Task objective
Return the complete listing that follows, with each line reproduced exactly.

......

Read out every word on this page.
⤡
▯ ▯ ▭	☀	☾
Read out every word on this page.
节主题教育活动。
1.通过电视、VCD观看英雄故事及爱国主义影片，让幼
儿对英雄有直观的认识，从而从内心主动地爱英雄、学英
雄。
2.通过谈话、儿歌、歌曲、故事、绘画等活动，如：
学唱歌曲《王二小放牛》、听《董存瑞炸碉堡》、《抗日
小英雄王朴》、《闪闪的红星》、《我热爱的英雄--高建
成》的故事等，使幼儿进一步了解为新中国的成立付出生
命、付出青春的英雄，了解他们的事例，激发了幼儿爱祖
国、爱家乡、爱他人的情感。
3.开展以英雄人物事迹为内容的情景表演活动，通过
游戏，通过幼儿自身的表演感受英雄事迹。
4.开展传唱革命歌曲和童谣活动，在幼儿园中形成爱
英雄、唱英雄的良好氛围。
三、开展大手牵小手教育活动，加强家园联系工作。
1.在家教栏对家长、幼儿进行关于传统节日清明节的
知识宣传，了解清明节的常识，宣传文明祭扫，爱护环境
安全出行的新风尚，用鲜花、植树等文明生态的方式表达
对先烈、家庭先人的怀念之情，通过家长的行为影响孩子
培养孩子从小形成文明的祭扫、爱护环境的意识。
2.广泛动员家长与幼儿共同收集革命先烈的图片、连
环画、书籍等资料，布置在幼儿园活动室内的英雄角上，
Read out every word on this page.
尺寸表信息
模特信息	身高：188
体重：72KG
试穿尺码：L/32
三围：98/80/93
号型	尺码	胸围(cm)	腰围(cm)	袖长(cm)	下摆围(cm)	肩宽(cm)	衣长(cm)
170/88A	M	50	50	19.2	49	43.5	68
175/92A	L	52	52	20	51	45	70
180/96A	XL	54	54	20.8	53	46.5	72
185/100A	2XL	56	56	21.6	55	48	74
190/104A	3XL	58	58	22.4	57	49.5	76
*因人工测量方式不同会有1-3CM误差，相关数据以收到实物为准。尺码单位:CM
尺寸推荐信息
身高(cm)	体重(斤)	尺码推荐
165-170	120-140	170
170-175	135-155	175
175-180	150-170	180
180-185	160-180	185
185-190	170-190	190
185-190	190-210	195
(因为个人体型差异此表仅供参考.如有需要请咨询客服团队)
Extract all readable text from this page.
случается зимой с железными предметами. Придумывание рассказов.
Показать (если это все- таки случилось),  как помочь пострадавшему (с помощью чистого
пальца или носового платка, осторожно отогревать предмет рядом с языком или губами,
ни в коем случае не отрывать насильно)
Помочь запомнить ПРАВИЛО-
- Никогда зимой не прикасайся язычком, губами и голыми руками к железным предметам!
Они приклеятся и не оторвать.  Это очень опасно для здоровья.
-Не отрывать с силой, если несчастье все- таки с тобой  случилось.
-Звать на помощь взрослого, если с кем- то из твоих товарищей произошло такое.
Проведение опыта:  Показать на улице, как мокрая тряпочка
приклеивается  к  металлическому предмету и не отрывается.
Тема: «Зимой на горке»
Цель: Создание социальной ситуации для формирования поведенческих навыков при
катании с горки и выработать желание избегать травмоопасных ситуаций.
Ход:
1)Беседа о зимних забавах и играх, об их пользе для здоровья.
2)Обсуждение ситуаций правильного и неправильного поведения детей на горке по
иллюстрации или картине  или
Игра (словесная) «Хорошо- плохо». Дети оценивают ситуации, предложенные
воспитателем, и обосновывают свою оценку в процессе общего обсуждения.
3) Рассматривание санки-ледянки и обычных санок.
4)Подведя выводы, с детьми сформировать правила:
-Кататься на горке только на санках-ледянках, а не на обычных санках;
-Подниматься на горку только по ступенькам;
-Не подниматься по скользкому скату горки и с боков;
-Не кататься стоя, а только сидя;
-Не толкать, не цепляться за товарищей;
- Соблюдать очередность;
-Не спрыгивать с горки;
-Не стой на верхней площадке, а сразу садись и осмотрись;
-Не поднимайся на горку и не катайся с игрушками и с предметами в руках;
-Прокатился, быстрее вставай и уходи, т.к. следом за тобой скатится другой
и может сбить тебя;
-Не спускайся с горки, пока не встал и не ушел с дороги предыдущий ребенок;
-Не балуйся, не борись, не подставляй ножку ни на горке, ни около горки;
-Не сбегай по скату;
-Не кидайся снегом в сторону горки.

......

Answer to the problem
Read out every word on this page.
⤡
▯ ▯ ▭	☀	☾
Read out every word on this page.
节主题教育活动。
1.通过电视、VCD观看英雄故事及爱国主义影片，让幼
儿对英雄有直观的认识，从而从内心主动地爱英雄、学英
雄。
2.通过谈话、儿歌、歌曲、故事、绘画等活动，如：
学唱歌曲《王二小放牛》、听《董存瑞炸碉堡》、《抗日
小英雄王朴》、《闪闪的红星》、《我热爱的英雄--高建
成》的故事等，使幼儿进一步了解为新中国的成立付出生
命、付出青春的英雄，了解他们的事例，激发了幼儿爱祖
国、爱家乡、爱他人的情感。
3.开展以英雄人物事迹为内容的情景表演活动，通过
游戏，通过幼儿自身的表演感受英雄事迹。
4.开展传唱革命歌曲和童谣活动，在幼儿园中形成爱
英雄、唱英雄的良好氛围。
三、开展大手牵小手教育活动，加强家园联系工作。
1.在家教栏对家长、幼儿进行关于传统节日清明节的
知识宣传，了解清明节的常识，宣传文明祭扫，爱护环境
安全出行的新风尚，用鲜花、植树等文明生态的方式表达
对先烈、家庭先人的怀念之情，通过家长的行为影响孩子
培养孩子从小形成文明的祭扫、爱护环境的意识。
2.广泛动员家长与幼儿共同收集革命先烈的图片、连
环画、书籍等资料，布置在幼儿园活动室内的英雄角上，
Read out every word on this page.
尺寸表信息
模特信息	身高：188
体重：72KG
试穿尺码：L/32
三围：98/80/93
号型	尺码	胸围(cm)	腰围(cm)	袖长(cm)	下摆围(cm)	肩宽(cm)	衣长(cm)
170/88A	M	50	50	19.2	49	43.5	68
175/92A	L	52	52	20	51	45	70
180/96A	XL	54	54	20.8	53	46.5	72
185/100A	2XL	56	56	21.6	55	48	74
190/104A	3XL	58	58	22.4	57	49.5	76
*因人工测量方式不同会有1-3CM误差，相关数据以收到实物为准。尺码单位:CM
尺寸推荐信息
身高(cm)	体重(斤)	尺码推荐
165-170	120-140	170
170-175	135-155	175
175-180	150-170	180
180-185	160-180	185
185-190	170-190	190
185-190	190-210	195
(因为个人体型差异此表仅供参考.如有需要请咨询客服团队)
Extract all readable text from this page.
случается зимой с железными предметами. Придумывание рассказов.
Показать (если это все- таки случилось),  как помочь пострадавшему (с помощью чистого
пальца или носового платка, осторожно отогревать предмет рядом с языком или губами,
ни в коем случае не отрывать насильно)
Помочь запомнить ПРАВИЛО-
- Никогда зимой не прикасайся язычком, губами и голыми руками к железным предметам!
Они приклеятся и не оторвать.  Это очень опасно для здоровья.
-Не отрывать с силой, если несчастье все- таки с тобой  случилось.
-Звать на помощь взрослого, если с кем- то из твоих товарищей произошло такое.
Проведение опыта:  Показать на улице, как мокрая тряпочка
приклеивается  к  металлическому предмету и не отрывается.
Тема: «Зимой на горке»
Цель: Создание социальной ситуации для формирования поведенческих навыков при
катании с горки и выработать желание избегать травмоопасных ситуаций.
Ход:
1)Беседа о зимних забавах и играх, об их пользе для здоровья.
2)Обсуждение ситуаций правильного и неправильного поведения детей на горке по
иллюстрации или картине  или
Игра (словесная) «Хорошо- плохо». Дети оценивают ситуации, предложенные
воспитателем, и обосновывают свою оценку в процессе общего обсуждения.
3) Рассматривание санки-ледянки и обычных санок.
4)Подведя выводы, с детьми сформировать правила:
-Кататься на горке только на санках-ледянках, а не на обычных санках;
-Подниматься на горку только по ступенькам;
-Не подниматься по скользкому скату горки и с боков;
-Не кататься стоя, а только сидя;
-Не толкать, не цепляться за товарищей;
- Соблюдать очередность;
-Не спрыгивать с горки;
-Не стой на верхней площадке, а сразу садись и осмотрись;
-Не поднимайся на горку и не катайся с игрушками и с предметами в руках;
-Прокатился, быстрее вставай и уходи, т.к. следом за тобой скатится другой
и может сбить тебя;
-Не спускайся с горки, пока не встал и не ушел с дороги предыдущий ребенок;
-Не балуйся, не борись, не подставляй ножку ни на горке, ни около горки;
-Не сбегай по скату;
-Не кидайся снегом в сторону горки.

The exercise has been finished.